> WHAT THE TASK REQUIRES:
Filter the records below and copy every line containing the word "della".
** BEGIN PROVIDED RECORDS **
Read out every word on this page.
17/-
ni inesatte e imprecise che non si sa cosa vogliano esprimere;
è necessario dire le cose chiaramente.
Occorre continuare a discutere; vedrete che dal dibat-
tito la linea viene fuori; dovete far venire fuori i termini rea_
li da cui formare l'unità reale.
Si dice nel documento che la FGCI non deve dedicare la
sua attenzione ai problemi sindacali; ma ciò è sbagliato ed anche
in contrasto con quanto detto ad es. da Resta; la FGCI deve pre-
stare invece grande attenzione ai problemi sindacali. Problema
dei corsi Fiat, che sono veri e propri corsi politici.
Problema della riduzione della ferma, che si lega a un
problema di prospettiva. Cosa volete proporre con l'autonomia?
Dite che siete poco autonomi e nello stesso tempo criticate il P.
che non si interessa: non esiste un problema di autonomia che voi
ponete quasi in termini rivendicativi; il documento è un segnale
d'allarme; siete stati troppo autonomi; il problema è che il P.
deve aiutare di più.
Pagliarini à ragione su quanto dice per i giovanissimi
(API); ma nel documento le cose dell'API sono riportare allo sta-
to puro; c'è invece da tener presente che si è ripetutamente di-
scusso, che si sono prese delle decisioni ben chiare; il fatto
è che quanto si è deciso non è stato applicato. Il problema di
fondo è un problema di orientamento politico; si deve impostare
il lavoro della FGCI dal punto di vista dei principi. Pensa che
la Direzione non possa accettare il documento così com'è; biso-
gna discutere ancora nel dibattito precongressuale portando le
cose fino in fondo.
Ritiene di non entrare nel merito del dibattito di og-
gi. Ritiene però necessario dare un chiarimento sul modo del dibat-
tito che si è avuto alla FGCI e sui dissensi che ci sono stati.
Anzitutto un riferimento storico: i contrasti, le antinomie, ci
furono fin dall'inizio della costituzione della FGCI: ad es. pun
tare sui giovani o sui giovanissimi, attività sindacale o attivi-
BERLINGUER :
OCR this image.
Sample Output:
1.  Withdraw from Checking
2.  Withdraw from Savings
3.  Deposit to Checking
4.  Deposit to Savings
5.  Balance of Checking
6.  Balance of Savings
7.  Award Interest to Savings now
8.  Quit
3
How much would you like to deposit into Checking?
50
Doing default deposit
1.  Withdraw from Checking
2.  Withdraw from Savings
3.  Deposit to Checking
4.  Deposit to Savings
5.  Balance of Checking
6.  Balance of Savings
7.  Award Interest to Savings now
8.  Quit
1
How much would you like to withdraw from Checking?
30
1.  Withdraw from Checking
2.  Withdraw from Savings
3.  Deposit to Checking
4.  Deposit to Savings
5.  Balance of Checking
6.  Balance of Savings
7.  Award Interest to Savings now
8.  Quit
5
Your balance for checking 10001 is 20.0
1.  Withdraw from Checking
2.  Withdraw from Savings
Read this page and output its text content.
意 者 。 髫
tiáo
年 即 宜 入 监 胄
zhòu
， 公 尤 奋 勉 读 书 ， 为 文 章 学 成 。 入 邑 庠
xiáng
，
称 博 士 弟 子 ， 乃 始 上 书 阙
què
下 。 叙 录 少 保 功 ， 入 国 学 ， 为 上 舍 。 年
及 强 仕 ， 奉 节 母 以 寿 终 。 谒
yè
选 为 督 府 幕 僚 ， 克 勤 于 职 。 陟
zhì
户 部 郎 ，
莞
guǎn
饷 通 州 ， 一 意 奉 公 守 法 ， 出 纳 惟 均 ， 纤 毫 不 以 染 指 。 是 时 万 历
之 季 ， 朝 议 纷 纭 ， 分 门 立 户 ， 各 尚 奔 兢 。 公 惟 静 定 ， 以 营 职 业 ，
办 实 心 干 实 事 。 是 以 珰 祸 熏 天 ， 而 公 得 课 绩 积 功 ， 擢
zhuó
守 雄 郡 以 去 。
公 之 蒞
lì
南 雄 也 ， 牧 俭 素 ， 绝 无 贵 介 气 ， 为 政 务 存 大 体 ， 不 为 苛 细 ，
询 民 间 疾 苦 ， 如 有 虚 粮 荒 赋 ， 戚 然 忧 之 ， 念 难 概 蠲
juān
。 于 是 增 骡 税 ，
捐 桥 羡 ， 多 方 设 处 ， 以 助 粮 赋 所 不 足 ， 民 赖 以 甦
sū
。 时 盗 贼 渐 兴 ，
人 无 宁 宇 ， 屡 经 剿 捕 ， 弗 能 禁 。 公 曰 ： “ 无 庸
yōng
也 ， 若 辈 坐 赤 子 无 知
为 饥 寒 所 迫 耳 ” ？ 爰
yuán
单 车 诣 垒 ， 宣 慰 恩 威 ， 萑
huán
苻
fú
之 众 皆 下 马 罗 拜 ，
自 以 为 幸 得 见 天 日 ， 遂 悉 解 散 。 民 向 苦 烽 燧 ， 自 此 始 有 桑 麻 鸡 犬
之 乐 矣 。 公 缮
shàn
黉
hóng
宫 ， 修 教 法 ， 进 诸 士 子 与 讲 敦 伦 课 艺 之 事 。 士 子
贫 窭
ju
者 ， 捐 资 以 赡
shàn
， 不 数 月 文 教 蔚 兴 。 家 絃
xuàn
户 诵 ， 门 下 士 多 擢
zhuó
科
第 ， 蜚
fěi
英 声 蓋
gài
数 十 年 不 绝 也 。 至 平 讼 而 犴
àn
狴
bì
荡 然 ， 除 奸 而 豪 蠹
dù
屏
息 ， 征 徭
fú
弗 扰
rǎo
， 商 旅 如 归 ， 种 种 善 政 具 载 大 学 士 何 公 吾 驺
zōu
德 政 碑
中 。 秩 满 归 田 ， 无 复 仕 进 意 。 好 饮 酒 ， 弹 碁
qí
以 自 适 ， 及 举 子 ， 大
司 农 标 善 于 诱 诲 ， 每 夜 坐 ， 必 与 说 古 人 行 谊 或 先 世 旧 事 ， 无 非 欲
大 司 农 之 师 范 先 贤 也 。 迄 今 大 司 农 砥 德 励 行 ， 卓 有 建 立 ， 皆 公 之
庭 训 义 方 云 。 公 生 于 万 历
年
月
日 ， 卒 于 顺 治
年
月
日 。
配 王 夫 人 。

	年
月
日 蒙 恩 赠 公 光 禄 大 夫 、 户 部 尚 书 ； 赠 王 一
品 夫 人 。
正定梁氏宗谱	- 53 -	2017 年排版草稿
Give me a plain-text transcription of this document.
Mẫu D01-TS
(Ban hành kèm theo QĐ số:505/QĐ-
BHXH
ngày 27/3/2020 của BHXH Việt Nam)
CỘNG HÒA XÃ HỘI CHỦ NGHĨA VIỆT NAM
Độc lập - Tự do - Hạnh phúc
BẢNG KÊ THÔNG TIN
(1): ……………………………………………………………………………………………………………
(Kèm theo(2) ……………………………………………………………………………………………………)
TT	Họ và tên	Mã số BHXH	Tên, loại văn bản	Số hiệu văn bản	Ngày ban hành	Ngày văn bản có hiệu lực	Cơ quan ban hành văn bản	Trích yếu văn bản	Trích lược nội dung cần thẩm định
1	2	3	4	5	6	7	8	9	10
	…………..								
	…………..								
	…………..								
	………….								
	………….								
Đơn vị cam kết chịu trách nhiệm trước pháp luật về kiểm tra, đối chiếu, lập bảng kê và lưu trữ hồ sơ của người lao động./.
** END PROVIDED RECORDS **
> WRITTEN ANSWER:
Problema della riduzione della ferma, che si lega a un
il lavoro della FGCI dal punto di vista dei principi. Pensa che
furono fin dall'inizio della costituzione della FGCI: ad es. pun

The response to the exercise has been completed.